● **REQUIRED WORK**
Each entry must be reproduced precisely as it stands.

_ _ _ _

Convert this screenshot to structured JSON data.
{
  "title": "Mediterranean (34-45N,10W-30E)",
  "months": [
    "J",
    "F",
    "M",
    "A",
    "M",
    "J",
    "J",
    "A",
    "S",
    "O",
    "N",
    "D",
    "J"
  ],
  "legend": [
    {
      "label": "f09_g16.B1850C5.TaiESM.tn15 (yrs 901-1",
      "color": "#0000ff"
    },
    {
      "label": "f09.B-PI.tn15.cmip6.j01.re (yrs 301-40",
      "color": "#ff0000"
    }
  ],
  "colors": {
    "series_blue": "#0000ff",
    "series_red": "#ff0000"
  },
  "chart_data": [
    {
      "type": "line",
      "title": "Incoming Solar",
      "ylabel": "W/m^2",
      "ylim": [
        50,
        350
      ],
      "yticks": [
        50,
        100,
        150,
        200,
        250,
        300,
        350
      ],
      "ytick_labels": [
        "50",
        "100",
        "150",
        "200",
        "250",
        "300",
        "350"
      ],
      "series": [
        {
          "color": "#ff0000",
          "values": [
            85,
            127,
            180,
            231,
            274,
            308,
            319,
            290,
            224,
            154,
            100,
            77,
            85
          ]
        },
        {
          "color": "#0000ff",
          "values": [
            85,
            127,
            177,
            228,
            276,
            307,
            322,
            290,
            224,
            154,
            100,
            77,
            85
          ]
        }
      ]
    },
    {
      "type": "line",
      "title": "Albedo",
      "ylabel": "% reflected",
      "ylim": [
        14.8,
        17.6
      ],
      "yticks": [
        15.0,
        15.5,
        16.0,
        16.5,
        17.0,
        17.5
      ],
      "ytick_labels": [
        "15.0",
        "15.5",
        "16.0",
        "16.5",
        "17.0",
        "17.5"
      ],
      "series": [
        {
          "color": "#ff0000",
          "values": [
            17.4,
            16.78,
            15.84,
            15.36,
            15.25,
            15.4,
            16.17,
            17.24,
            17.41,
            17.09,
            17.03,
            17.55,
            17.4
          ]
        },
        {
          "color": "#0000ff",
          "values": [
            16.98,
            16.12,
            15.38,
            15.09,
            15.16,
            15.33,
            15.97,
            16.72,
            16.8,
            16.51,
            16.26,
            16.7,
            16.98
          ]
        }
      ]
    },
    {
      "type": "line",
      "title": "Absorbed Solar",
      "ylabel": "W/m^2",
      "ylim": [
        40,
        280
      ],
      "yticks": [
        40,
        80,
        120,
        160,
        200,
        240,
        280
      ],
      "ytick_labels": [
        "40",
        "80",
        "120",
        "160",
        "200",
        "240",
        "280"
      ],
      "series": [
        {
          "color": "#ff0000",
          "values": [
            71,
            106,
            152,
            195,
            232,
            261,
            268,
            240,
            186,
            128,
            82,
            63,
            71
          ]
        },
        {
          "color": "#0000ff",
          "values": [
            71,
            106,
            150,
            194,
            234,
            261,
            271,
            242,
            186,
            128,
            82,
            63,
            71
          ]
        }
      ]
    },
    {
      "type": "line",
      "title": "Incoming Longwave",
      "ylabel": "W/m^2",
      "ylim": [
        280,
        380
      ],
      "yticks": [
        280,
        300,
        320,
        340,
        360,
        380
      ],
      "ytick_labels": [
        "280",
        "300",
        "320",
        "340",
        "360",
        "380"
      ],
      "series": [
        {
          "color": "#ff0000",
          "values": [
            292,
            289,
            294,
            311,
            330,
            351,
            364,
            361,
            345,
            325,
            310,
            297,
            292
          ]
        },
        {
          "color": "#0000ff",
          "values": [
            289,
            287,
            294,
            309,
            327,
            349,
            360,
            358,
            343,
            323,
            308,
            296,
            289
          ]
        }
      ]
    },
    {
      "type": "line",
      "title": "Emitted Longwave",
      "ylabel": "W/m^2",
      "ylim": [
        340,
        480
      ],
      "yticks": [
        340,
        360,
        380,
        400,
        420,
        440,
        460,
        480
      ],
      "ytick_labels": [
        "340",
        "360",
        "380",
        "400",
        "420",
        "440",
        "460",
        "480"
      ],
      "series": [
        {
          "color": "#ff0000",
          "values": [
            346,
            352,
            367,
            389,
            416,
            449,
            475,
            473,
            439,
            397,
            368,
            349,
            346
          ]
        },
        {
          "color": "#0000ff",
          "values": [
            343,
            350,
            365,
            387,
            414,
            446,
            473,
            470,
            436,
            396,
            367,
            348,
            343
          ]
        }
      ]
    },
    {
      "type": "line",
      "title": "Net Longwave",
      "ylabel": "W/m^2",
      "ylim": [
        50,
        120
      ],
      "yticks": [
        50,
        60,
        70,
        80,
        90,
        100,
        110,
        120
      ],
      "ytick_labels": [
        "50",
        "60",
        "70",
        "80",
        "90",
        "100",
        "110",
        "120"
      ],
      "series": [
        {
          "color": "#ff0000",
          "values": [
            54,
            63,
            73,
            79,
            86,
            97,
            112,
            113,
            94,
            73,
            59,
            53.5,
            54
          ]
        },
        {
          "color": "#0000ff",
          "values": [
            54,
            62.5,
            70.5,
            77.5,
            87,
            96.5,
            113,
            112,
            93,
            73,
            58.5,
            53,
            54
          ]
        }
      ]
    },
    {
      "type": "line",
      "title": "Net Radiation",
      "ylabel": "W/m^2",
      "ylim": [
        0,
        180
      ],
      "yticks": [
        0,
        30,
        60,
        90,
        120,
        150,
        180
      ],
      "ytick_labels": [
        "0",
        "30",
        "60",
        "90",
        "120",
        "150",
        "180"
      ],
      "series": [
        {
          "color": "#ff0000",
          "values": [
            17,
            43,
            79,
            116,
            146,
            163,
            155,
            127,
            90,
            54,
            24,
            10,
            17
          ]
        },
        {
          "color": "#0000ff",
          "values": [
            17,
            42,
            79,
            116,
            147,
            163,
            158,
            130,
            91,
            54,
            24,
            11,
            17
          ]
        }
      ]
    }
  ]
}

_ _ _ _

● **WRITTEN SOLUTION**
Convert this screenshot to structured JSON data.
{
  "title": "Mediterranean (34-45N,10W-30E)",
  "months": [
    "J",
    "F",
    "M",
    "A",
    "M",
    "J",
    "J",
    "A",
    "S",
    "O",
    "N",
    "D",
    "J"
  ],
  "legend": [
    {
      "label": "f09_g16.B1850C5.TaiESM.tn15 (yrs 901-1",
      "color": "#0000ff"
    },
    {
      "label": "f09.B-PI.tn15.cmip6.j01.re (yrs 301-40",
      "color": "#ff0000"
    }
  ],
  "colors": {
    "series_blue": "#0000ff",
    "series_red": "#ff0000"
  },
  "chart_data": [
    {
      "type": "line",
      "title": "Incoming Solar",
      "ylabel": "W/m^2",
      "ylim": [
        50,
        350
      ],
      "yticks": [
        50,
        100,
        150,
        200,
        250,
        300,
        350
      ],
      "ytick_labels": [
        "50",
        "100",
        "150",
        "200",
        "250",
        "300",
        "350"
      ],
      "series": [
        {
          "color": "#ff0000",
          "values": [
            85,
            127,
            180,
            231,
            274,
            308,
            319,
            290,
            224,
            154,
            100,
            77,
            85
          ]
        },
        {
          "color": "#0000ff",
          "values": [
            85,
            127,
            177,
            228,
            276,
            307,
            322,
            290,
            224,
            154,
            100,
            77,
            85
          ]
        }
      ]
    },
    {
      "type": "line",
      "title": "Albedo",
      "ylabel": "% reflected",
      "ylim": [
        14.8,
        17.6
      ],
      "yticks": [
        15.0,
        15.5,
        16.0,
        16.5,
        17.0,
        17.5
      ],
      "ytick_labels": [
        "15.0",
        "15.5",
        "16.0",
        "16.5",
        "17.0",
        "17.5"
      ],
      "series": [
        {
          "color": "#ff0000",
          "values": [
            17.4,
            16.78,
            15.84,
            15.36,
            15.25,
            15.4,
            16.17,
            17.24,
            17.41,
            17.09,
            17.03,
            17.55,
            17.4
          ]
        },
        {
          "color": "#0000ff",
          "values": [
            16.98,
            16.12,
            15.38,
            15.09,
            15.16,
            15.33,
            15.97,
            16.72,
            16.8,
            16.51,
            16.26,
            16.7,
            16.98
          ]
        }
      ]
    },
    {
      "type": "line",
      "title": "Absorbed Solar",
      "ylabel": "W/m^2",
      "ylim": [
        40,
        280
      ],
      "yticks": [
        40,
        80,
        120,
        160,
        200,
        240,
        280
      ],
      "ytick_labels": [
        "40",
        "80",
        "120",
        "160",
        "200",
        "240",
        "280"
      ],
      "series": [
        {
          "color": "#ff0000",
          "values": [
            71,
            106,
            152,
            195,
            232,
            261,
            268,
            240,
            186,
            128,
            82,
            63,
            71
          ]
        },
        {
          "color": "#0000ff",
          "values": [
            71,
            106,
            150,
            194,
            234,
            261,
            271,
            242,
            186,
            128,
            82,
            63,
            71
          ]
        }
      ]
    },
    {
      "type": "line",
      "title": "Incoming Longwave",
      "ylabel": "W/m^2",
      "ylim": [
        280,
        380
      ],
      "yticks": [
        280,
        300,
        320,
        340,
        360,
        380
      ],
      "ytick_labels": [
        "280",
        "300",
        "320",
        "340",
        "360",
        "380"
      ],
      "series": [
        {
          "color": "#ff0000",
          "values": [
            292,
            289,
            294,
            311,
            330,
            351,
            364,
            361,
            345,
            325,
            310,
            297,
            292
          ]
        },
        {
          "color": "#0000ff",
          "values": [
            289,
            287,
            294,
            309,
            327,
            349,
            360,
            358,
            343,
            323,
            308,
            296,
            289
          ]
        }
      ]
    },
    {
      "type": "line",
      "title": "Emitted Longwave",
      "ylabel": "W/m^2",
      "ylim": [
        340,
        480
      ],
      "yticks": [
        340,
        360,
        380,
        400,
        420,
        440,
        460,
        480
      ],
      "ytick_labels": [
        "340",
        "360",
        "380",
        "400",
        "420",
        "440",
        "460",
        "480"
      ],
      "series": [
        {
          "color": "#ff0000",
          "values": [
            346,
            352,
            367,
            389,
            416,
            449,
            475,
            473,
            439,
            397,
            368,
            349,
            346
          ]
        },
        {
          "color": "#0000ff",
          "values": [
            343,
            350,
            365,
            387,
            414,
            446,
            473,
            470,
            436,
            396,
            367,
            348,
            343
          ]
        }
      ]
    },
    {
      "type": "line",
      "title": "Net Longwave",
      "ylabel": "W/m^2",
      "ylim": [
        50,
        120
      ],
      "yticks": [
        50,
        60,
        70,
        80,
        90,
        100,
        110,
        120
      ],
      "ytick_labels": [
        "50",
        "60",
        "70",
        "80",
        "90",
        "100",
        "110",
        "120"
      ],
      "series": [
        {
          "color": "#ff0000",
          "values": [
            54,
            63,
            73,
            79,
            86,
            97,
            112,
            113,
            94,
            73,
            59,
            53.5,
            54
          ]
        },
        {
          "color": "#0000ff",
          "values": [
            54,
            62.5,
            70.5,
            77.5,
            87,
            96.5,
            113,
            112,
            93,
            73,
            58.5,
            53,
            54
          ]
        }
      ]
    },
    {
      "type": "line",
      "title": "Net Radiation",
      "ylabel": "W/m^2",
      "ylim": [
        0,
        180
      ],
      "yticks": [
        0,
        30,
        60,
        90,
        120,
        150,
        180
      ],
      "ytick_labels": [
        "0",
        "30",
        "60",
        "90",
        "120",
        "150",
        "180"
      ],
      "series": [
        {
          "color": "#ff0000",
          "values": [
            17,
            43,
            79,
            116,
            146,
            163,
            155,
            127,
            90,
            54,
            24,
            10,
            17
          ]
        },
        {
          "color": "#0000ff",
          "values": [
            17,
            42,
            79,
            116,
            147,
            163,
            158,
            130,
            91,
            54,
            24,
            11,
            17
          ]
        }
      ]
    }
  ]
}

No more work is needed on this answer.